Count the lines of the material below that contain the string "title", with case taken into account, and give only the number.
■ ■ ■ ■ ■ ■ ■
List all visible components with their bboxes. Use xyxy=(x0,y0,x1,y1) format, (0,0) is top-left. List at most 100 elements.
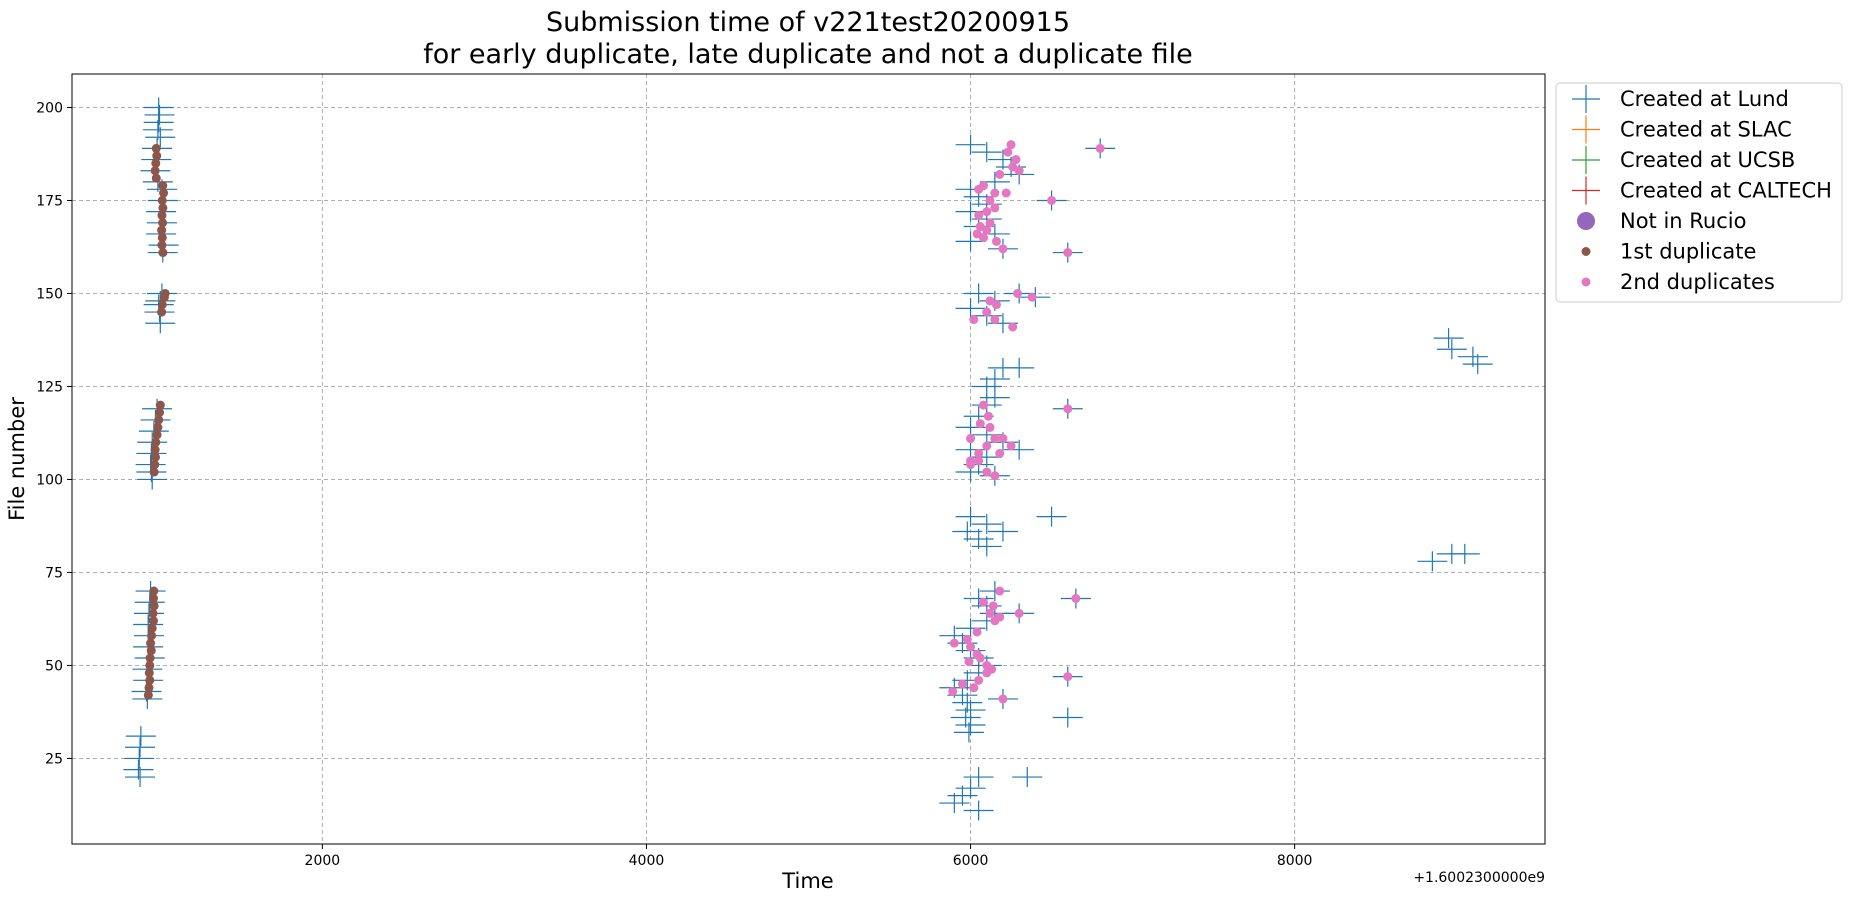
data-point xyxy=(1014,166,1024,176)
data-point xyxy=(151,173,161,183)
data-point xyxy=(1063,672,1073,682)
y-tick-label: 150 xyxy=(36,286,63,302)
y-tick-label: 175 xyxy=(36,193,63,209)
data-point xyxy=(146,638,156,648)
data-point xyxy=(969,683,979,693)
data-point xyxy=(144,668,154,678)
data-point xyxy=(157,307,167,317)
data-point xyxy=(149,467,159,477)
data-point xyxy=(982,207,992,217)
data-point xyxy=(152,430,162,440)
legend-entry: Not in Rucio xyxy=(1577,209,1746,233)
legend: Created at Lund Created at SLAC Created at… xyxy=(1555,82,1843,303)
data-point xyxy=(974,184,984,194)
data-point xyxy=(1449,543,1480,564)
data-point xyxy=(975,653,985,663)
legend-marker xyxy=(1572,146,1600,174)
data-point xyxy=(975,419,985,429)
data-point xyxy=(1433,328,1464,349)
data-point xyxy=(1071,593,1081,603)
series-0 xyxy=(123,97,1493,821)
data-point xyxy=(145,675,155,685)
legend-label: Created at CALTECH xyxy=(1620,179,1832,203)
data-point xyxy=(974,675,984,685)
data-point xyxy=(998,694,1008,704)
data-point xyxy=(982,307,992,317)
y-tick-label: 200 xyxy=(36,100,63,116)
data-marks xyxy=(123,97,1493,821)
data-point xyxy=(987,521,1018,542)
legend-label: Created at UCSB xyxy=(1620,148,1795,172)
data-point xyxy=(145,313,176,334)
data-point xyxy=(966,642,976,652)
data-point xyxy=(124,748,155,769)
data-point xyxy=(134,592,165,613)
data-point xyxy=(990,616,1000,626)
data-point xyxy=(157,233,167,243)
gridlines xyxy=(72,74,1545,844)
data-point xyxy=(979,369,1010,390)
data-point xyxy=(154,415,164,425)
data-point xyxy=(988,601,998,611)
data-point xyxy=(149,586,159,596)
chart-title-line-1: Submission time of v221test20200915 xyxy=(546,7,1070,38)
data-point xyxy=(985,422,995,432)
data-point xyxy=(158,203,168,213)
data-point xyxy=(985,218,995,228)
data-point xyxy=(1014,608,1024,618)
data-point xyxy=(982,668,992,678)
legend-entry: 2nd duplicates xyxy=(1581,270,1775,294)
data-point xyxy=(150,166,160,176)
legend-marker xyxy=(1581,247,1591,256)
legend-marker xyxy=(1581,277,1591,287)
data-point xyxy=(1013,288,1023,298)
data-point xyxy=(150,452,160,462)
data-point xyxy=(1006,140,1016,150)
data-point xyxy=(995,448,1005,458)
legend-entry: Created at Lund xyxy=(1572,85,1789,113)
data-point xyxy=(963,588,994,609)
data-point xyxy=(979,233,989,243)
data-point xyxy=(952,692,983,713)
data-point xyxy=(149,601,159,611)
data-point xyxy=(1052,707,1083,728)
data-point xyxy=(155,408,165,418)
data-point xyxy=(1462,354,1493,375)
data-point xyxy=(138,421,169,442)
data-point xyxy=(971,142,1002,163)
legend-label: 1st duplicate xyxy=(1620,240,1756,264)
data-point xyxy=(974,456,984,466)
data-point xyxy=(157,240,167,250)
data-point xyxy=(157,210,167,220)
data-point xyxy=(982,441,992,451)
y-tick-label: 25 xyxy=(45,751,63,767)
data-point xyxy=(985,608,995,618)
data-point xyxy=(964,657,974,667)
data-point xyxy=(955,231,986,252)
data-point xyxy=(133,614,164,635)
x-tick-label: 2000 xyxy=(305,853,341,869)
data-point xyxy=(145,127,176,148)
data-point xyxy=(151,143,161,153)
legend-label: 2nd duplicates xyxy=(1620,270,1775,294)
data-point xyxy=(952,521,983,542)
data-point xyxy=(969,315,979,325)
data-point xyxy=(995,169,1005,179)
data-point xyxy=(150,445,160,455)
chart-title: Submission time of v221test20200915 for … xyxy=(423,7,1193,70)
data-point xyxy=(963,767,994,788)
y-tick-label: 50 xyxy=(45,658,63,674)
legend-label: Created at SLAC xyxy=(1620,118,1792,142)
data-point xyxy=(974,210,984,220)
x-tick-label: 8000 xyxy=(1277,853,1313,869)
y-axis-label: File number xyxy=(5,397,29,521)
data-point xyxy=(144,683,154,693)
data-point xyxy=(990,188,1000,198)
legend-marker xyxy=(1572,176,1600,205)
data-point xyxy=(157,300,167,310)
data-point xyxy=(1008,322,1018,332)
data-point xyxy=(143,97,174,118)
data-point xyxy=(990,315,1000,325)
data-point xyxy=(150,460,160,470)
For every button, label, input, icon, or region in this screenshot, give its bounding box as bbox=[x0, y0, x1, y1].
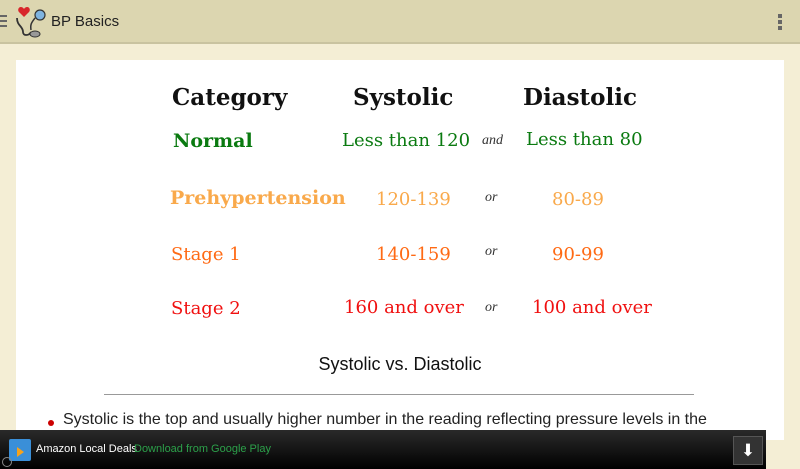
row-prehypertension-systolic: 120-139 bbox=[376, 189, 451, 210]
amazon-local-app-icon bbox=[9, 439, 31, 461]
drawer-menu-icon[interactable] bbox=[0, 15, 7, 30]
row-stage2-conj: or bbox=[485, 300, 498, 315]
row-normal-diastolic: Less than 80 bbox=[526, 129, 643, 150]
row-normal-category: Normal bbox=[173, 130, 253, 152]
row-stage2-category: Stage 2 bbox=[171, 298, 241, 319]
row-stage1-diastolic: 90-99 bbox=[552, 244, 604, 265]
row-stage1-systolic: 140-159 bbox=[376, 244, 451, 265]
header-systolic: Systolic bbox=[353, 84, 454, 111]
action-bar: BP Basics bbox=[0, 0, 800, 44]
row-normal-systolic: Less than 120 bbox=[342, 130, 471, 151]
header-diastolic: Diastolic bbox=[523, 84, 637, 111]
row-normal-conj: and bbox=[482, 133, 503, 148]
row-stage2-diastolic: 100 and over bbox=[532, 297, 652, 318]
ad-banner[interactable]: Amazon Local Deals Download from Google … bbox=[0, 430, 766, 469]
header-category: Category bbox=[172, 84, 288, 111]
bullet-icon bbox=[48, 420, 54, 426]
app-logo-stethoscope-heart-icon[interactable] bbox=[12, 4, 48, 40]
row-stage1-conj: or bbox=[485, 244, 498, 259]
row-stage1-category: Stage 1 bbox=[171, 244, 241, 265]
app-title: BP Basics bbox=[51, 13, 120, 30]
row-stage2-systolic: 160 and over bbox=[344, 297, 464, 318]
row-prehypertension-conj: or bbox=[485, 190, 498, 205]
download-arrow-icon[interactable]: ⬇ bbox=[733, 436, 763, 465]
ad-cta[interactable]: Download from Google Play bbox=[134, 443, 271, 455]
row-prehypertension-category: Prehypertension bbox=[170, 187, 346, 209]
ad-app-name[interactable]: Amazon Local Deals bbox=[36, 443, 137, 455]
section-title: Systolic vs. Diastolic bbox=[318, 354, 482, 374]
content-card: Category Systolic Diastolic Normal Less … bbox=[16, 60, 784, 440]
divider bbox=[104, 394, 694, 395]
ad-info-icon[interactable] bbox=[2, 457, 12, 467]
row-prehypertension-diastolic: 80-89 bbox=[552, 189, 604, 210]
overflow-menu-icon[interactable] bbox=[778, 14, 782, 32]
bullet-text: Systolic is the top and usually higher n… bbox=[63, 411, 707, 428]
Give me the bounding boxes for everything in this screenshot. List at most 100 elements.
■ ■ ■ ■ ■ ■ ■
== WRITTEN SOLUTION ==
4